TASK STATEMENT: Check every line below for the word "where" and show those that hold it.

**** SUPPLIED DATA ****

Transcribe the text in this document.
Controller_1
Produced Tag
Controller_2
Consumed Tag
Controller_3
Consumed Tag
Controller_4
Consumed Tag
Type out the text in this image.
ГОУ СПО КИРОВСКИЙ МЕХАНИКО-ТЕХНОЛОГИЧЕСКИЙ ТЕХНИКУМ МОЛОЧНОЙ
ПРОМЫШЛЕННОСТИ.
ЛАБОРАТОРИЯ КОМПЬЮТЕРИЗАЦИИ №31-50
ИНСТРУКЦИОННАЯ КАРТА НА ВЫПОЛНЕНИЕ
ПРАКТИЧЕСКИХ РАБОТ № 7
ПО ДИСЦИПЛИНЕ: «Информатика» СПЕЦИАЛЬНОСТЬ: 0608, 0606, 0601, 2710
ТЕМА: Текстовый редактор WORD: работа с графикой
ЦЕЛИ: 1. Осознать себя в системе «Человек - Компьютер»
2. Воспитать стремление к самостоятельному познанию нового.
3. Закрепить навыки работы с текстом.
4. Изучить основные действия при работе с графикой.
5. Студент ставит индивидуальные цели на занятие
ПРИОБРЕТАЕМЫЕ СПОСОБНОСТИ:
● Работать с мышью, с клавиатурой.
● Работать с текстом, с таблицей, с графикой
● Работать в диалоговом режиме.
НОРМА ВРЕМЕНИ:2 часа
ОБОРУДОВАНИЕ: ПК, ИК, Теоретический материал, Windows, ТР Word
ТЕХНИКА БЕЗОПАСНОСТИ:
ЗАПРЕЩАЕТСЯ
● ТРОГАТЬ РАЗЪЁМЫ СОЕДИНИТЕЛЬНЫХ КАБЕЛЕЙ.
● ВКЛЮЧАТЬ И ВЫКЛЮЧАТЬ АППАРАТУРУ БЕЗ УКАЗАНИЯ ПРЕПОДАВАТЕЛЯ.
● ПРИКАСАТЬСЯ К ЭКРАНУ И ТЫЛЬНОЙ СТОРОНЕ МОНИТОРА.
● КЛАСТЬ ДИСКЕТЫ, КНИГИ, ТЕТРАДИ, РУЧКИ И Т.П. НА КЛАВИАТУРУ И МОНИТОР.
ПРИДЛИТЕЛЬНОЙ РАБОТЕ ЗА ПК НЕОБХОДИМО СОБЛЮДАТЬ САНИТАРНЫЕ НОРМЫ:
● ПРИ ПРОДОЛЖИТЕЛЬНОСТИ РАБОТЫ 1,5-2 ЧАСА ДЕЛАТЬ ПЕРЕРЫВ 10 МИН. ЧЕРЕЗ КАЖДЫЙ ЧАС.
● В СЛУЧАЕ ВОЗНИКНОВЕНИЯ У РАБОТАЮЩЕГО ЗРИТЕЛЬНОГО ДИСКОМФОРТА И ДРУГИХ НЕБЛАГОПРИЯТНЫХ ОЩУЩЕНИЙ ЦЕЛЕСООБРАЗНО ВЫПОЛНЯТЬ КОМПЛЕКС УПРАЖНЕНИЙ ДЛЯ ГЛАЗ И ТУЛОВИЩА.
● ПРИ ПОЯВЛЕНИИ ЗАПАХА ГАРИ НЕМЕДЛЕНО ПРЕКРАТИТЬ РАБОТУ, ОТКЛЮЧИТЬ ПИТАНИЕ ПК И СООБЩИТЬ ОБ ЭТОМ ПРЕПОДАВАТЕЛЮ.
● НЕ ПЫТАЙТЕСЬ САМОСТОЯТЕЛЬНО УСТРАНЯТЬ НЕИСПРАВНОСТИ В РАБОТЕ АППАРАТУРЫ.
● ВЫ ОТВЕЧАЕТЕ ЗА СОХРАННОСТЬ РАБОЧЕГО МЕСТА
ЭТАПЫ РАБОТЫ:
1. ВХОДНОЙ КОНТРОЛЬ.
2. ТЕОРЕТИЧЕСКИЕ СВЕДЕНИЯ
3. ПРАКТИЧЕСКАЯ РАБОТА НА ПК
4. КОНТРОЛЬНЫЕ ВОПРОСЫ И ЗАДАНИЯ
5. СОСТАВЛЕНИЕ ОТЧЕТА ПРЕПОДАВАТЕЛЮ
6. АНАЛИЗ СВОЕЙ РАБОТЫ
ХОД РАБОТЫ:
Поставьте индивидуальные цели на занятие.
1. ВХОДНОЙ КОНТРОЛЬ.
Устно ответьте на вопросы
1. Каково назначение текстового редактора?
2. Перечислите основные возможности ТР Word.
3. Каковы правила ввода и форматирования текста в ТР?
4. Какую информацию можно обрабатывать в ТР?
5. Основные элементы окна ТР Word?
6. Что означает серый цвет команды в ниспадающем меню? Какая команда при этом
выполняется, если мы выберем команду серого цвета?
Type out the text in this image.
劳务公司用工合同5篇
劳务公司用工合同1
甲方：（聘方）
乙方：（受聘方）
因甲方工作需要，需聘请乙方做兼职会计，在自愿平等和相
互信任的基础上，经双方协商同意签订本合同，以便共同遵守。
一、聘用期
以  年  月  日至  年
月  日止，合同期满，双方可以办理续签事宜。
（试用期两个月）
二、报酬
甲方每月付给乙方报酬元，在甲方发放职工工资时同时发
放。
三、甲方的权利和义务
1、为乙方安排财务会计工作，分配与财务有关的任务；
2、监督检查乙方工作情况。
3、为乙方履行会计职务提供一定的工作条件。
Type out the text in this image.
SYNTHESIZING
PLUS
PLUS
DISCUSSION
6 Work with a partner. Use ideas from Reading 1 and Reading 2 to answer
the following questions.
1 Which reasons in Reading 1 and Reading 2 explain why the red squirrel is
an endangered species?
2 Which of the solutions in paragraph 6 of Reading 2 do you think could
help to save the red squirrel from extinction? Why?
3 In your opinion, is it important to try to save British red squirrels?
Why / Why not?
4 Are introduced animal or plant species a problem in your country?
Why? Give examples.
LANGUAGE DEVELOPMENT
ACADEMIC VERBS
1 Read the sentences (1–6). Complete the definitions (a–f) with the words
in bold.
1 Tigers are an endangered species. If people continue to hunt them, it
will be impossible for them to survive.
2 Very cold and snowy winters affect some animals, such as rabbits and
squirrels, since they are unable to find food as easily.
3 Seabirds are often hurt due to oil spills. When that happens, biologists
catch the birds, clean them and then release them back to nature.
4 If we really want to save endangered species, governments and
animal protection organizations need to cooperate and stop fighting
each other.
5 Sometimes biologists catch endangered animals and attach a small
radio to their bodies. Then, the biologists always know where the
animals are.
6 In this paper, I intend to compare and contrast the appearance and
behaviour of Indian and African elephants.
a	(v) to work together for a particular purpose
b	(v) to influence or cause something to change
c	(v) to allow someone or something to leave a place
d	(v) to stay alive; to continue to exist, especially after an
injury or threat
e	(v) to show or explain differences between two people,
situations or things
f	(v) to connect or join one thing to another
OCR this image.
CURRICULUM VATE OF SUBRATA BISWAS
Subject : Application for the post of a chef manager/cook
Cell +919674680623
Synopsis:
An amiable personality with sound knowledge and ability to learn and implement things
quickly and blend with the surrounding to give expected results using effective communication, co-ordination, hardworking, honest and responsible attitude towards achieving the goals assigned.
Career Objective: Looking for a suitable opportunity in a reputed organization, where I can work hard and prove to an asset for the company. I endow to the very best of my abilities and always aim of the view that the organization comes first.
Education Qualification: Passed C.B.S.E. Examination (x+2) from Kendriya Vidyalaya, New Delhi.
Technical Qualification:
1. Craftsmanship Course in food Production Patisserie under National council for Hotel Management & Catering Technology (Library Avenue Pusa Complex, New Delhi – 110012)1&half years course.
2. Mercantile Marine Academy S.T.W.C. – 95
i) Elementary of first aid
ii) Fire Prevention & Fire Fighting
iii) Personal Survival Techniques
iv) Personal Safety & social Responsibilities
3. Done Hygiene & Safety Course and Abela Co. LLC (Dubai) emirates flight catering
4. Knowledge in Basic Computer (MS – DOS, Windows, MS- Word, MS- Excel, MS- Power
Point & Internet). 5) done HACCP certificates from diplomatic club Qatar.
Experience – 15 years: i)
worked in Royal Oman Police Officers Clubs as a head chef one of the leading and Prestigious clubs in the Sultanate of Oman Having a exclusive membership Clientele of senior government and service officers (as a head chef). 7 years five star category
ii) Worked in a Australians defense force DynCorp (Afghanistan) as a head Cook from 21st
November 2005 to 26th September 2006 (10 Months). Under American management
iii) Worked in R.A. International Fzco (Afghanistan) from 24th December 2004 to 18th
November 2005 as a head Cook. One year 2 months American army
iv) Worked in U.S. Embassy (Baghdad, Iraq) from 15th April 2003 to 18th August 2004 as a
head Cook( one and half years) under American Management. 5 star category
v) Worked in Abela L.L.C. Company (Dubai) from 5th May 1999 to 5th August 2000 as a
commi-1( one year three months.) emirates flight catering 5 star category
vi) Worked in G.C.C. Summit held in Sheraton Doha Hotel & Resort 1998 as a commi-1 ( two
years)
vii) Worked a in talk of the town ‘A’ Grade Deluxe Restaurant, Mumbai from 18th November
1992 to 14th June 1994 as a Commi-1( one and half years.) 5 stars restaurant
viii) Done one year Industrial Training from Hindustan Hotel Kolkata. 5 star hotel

****

RESULT:
radio to their bodies. Then, the biologists always know where the
Career Objective: Looking for a suitable opportunity in a reputed organization, where I can work hard and prove to an asset for the company. I endow to the very best of my abilities and always aim of the view that the organization comes first.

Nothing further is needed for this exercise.